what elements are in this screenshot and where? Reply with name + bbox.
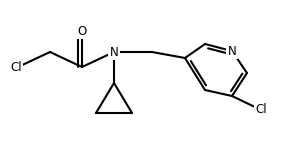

───

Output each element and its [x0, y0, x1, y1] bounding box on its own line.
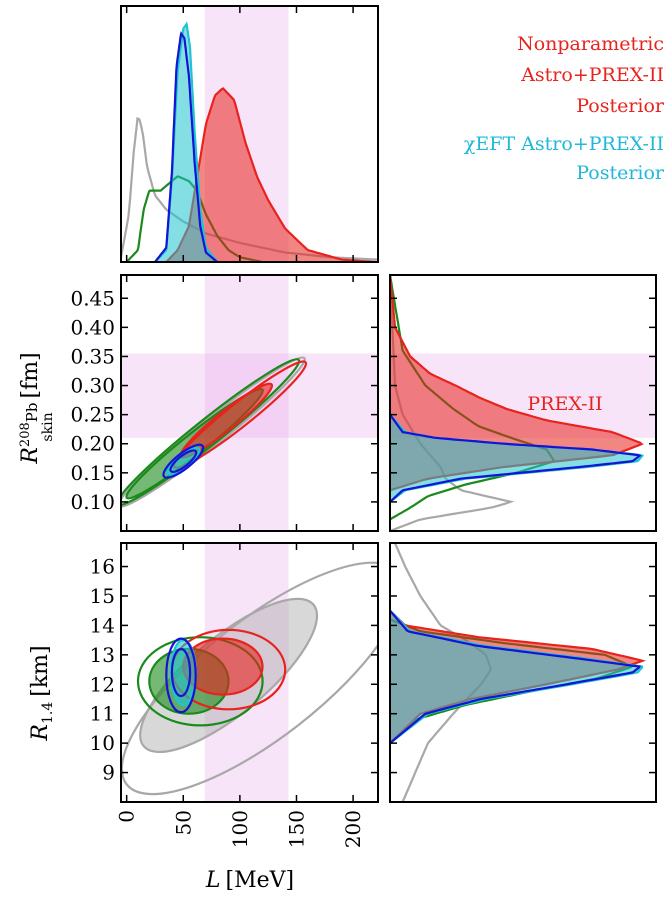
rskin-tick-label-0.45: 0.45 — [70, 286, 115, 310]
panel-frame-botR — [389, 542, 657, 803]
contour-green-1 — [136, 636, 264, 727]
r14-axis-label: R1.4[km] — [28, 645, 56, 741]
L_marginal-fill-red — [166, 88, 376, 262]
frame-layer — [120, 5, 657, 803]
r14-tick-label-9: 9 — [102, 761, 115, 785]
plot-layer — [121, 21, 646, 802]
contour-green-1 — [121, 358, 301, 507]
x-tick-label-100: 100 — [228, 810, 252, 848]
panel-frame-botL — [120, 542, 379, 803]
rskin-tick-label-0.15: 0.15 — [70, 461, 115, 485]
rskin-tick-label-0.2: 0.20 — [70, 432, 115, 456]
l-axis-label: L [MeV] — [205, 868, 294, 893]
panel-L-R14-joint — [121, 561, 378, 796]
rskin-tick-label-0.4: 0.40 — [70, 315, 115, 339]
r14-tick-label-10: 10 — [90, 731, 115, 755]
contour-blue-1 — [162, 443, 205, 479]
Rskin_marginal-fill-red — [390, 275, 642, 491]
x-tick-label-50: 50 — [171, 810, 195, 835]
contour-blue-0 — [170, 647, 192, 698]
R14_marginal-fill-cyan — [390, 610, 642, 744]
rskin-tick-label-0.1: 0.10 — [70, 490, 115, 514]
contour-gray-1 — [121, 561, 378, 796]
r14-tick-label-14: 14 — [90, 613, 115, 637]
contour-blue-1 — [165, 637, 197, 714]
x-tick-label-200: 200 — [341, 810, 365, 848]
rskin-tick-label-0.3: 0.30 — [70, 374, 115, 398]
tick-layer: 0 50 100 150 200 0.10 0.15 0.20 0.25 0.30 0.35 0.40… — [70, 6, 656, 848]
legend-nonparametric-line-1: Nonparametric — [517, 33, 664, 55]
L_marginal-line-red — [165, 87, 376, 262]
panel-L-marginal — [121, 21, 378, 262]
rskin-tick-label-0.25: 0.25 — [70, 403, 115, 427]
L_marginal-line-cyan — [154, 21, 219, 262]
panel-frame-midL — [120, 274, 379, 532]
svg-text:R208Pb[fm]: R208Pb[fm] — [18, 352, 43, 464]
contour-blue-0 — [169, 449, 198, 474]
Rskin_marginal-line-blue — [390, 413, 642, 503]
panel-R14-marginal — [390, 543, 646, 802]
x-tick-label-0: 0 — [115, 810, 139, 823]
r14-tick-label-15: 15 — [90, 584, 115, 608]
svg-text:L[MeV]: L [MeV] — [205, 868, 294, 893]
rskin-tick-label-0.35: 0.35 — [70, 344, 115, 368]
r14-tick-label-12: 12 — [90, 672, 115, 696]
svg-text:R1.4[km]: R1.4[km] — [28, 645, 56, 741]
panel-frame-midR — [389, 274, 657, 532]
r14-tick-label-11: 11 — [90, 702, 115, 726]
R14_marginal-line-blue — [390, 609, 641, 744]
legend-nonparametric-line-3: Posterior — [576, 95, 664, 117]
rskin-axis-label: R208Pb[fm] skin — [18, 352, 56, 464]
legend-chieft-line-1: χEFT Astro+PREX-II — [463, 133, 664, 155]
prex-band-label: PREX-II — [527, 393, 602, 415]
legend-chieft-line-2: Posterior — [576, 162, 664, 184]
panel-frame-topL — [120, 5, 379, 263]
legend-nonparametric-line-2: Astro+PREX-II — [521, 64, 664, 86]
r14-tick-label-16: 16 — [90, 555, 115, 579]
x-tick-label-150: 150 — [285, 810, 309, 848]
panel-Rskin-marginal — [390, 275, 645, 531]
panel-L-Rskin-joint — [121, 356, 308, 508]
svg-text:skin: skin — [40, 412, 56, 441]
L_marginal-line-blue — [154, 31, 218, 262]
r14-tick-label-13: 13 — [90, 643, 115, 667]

───

Rewrite everything in the records from the line containing "Output each element" down to the line containing "contour-gray-1 — [121, 561, 378, 796]" as a Markdown table with the columns Row and Entry, one line per row. Skip blank lines and leave out the picture.

### Response below:
| Row | Entry |
|---|---|
| 1 | Output each element and its [x0, y0, x1, y1] bounding box on its own line. |
| 2 | rskin-tick-label-0.45: 0.45 — [70, 286, 115, 310] |
| 3 | panel-frame-botR — [389, 542, 657, 803] |
| 4 | contour-green-1 — [136, 636, 264, 727] |
| 5 | r14-axis-label: R1.4[km] — [28, 645, 56, 741] |
| 6 | L_marginal-fill-red — [166, 88, 376, 262] |
| 7 | frame-layer — [120, 5, 657, 803] |
| 8 | r14-tick-label-9: 9 — [102, 761, 115, 785] |
| 9 | plot-layer — [121, 21, 646, 802] |
| 10 | contour-green-1 — [121, 358, 301, 507] |
| 11 | x-tick-label-100: 100 — [228, 810, 252, 848] |
| 12 | panel-frame-botL — [120, 542, 379, 803] |
| 13 | rskin-tick-label-0.15: 0.15 — [70, 461, 115, 485] |
| 14 | rskin-tick-label-0.2: 0.20 — [70, 432, 115, 456] |
| 15 | l-axis-label: L [MeV] — [205, 868, 294, 893] |
| 16 | panel-L-R14-joint — [121, 561, 378, 796] |
| 17 | rskin-tick-label-0.4: 0.40 — [70, 315, 115, 339] |
| 18 | r14-tick-label-10: 10 — [90, 731, 115, 755] |
| 19 | contour-blue-1 — [162, 443, 205, 479] |
| 20 | Rskin_marginal-fill-red — [390, 275, 642, 491] |
| 21 | x-tick-label-50: 50 — [171, 810, 195, 835] |
| 22 | contour-blue-0 — [170, 647, 192, 698] |
| 23 | R14_marginal-fill-cyan — [390, 610, 642, 744] |
| 24 | rskin-tick-label-0.1: 0.10 — [70, 490, 115, 514] |
| 25 | contour-gray-1 — [121, 561, 378, 796] |